-- START OF Raw records --

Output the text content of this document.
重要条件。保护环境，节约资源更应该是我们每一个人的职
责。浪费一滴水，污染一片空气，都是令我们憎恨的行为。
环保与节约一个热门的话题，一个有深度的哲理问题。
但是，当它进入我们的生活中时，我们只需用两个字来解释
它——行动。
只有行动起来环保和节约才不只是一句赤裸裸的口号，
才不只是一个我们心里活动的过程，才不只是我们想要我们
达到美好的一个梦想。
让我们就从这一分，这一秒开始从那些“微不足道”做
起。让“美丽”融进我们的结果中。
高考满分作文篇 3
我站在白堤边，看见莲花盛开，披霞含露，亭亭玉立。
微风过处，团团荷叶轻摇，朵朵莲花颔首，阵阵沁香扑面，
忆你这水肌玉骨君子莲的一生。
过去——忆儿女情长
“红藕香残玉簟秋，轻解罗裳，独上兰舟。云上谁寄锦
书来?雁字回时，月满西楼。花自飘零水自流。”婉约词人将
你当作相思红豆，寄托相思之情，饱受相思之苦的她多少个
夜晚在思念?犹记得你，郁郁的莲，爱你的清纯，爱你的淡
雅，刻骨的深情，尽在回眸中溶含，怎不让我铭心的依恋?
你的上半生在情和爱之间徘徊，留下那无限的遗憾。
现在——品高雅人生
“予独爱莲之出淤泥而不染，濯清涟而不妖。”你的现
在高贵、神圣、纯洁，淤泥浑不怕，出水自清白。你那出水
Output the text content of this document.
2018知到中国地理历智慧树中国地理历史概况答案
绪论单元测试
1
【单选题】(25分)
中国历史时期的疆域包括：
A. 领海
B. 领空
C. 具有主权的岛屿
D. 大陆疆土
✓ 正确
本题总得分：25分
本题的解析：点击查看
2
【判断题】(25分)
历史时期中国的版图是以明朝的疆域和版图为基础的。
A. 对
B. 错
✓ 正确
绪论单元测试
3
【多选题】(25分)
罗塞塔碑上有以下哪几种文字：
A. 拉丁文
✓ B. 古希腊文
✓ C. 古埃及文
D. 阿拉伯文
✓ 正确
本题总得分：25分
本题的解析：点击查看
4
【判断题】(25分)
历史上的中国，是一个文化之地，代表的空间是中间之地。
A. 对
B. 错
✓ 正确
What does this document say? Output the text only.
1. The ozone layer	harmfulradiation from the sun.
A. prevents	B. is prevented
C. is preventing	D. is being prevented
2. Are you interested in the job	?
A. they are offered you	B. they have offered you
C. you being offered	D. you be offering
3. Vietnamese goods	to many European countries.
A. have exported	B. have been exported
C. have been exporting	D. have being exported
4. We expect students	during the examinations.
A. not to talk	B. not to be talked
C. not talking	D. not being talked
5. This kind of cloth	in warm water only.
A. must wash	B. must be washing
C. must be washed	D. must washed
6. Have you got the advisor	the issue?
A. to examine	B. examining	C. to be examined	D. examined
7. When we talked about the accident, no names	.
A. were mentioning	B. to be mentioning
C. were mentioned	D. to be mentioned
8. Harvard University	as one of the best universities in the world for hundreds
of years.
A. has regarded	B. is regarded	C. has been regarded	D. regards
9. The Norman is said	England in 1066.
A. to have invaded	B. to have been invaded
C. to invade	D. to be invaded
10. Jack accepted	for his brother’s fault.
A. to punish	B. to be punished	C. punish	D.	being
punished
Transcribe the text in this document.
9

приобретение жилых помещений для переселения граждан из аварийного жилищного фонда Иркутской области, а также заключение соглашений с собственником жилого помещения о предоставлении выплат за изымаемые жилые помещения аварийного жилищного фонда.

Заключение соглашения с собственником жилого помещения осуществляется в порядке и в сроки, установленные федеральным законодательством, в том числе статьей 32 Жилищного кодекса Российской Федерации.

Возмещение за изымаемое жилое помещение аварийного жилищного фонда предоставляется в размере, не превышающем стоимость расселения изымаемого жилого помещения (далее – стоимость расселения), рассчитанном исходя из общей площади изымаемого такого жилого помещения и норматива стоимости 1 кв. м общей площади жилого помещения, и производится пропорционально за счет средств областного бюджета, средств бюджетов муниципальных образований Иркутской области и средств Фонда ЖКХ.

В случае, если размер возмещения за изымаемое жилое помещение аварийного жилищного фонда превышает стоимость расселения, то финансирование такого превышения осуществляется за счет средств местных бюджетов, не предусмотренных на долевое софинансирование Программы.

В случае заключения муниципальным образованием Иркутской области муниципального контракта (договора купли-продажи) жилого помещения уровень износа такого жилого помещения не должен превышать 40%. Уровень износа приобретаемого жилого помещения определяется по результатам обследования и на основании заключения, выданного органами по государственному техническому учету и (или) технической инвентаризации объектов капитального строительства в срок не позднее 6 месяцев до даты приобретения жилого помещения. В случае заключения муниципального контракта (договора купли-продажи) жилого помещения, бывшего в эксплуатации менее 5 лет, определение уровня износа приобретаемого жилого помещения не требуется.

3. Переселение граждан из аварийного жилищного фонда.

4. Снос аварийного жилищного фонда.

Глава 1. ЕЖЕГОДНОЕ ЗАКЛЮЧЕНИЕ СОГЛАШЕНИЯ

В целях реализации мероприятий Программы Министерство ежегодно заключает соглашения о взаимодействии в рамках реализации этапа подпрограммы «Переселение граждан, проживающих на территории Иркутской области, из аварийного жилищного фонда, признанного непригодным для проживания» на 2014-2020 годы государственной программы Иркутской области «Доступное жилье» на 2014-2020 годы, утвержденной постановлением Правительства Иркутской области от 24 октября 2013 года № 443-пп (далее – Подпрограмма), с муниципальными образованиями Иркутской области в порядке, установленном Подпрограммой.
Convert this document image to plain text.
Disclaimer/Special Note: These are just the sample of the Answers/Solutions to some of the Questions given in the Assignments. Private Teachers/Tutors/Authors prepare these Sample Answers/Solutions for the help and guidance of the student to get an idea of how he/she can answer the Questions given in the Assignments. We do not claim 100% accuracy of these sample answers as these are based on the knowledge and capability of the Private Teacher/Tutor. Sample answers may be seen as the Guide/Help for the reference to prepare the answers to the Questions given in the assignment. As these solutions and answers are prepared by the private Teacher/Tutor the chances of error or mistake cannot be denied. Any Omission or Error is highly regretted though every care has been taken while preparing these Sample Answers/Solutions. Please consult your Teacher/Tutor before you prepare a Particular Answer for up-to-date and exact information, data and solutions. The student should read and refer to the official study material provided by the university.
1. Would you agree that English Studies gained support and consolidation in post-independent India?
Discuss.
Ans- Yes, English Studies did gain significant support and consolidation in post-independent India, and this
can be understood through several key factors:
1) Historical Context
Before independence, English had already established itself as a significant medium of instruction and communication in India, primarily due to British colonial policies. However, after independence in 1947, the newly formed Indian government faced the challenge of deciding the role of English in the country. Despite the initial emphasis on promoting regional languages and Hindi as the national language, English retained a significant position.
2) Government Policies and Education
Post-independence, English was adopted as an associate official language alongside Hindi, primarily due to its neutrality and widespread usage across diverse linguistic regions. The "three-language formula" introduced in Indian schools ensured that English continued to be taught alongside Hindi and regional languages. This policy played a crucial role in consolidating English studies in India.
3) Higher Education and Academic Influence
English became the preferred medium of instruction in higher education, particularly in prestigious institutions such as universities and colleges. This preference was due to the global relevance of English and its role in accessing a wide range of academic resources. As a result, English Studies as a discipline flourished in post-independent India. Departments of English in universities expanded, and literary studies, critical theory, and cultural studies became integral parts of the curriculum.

-- END OF Raw records --

Of the lines above, how many hold the string "бюджетов"? Answer with only the number.

2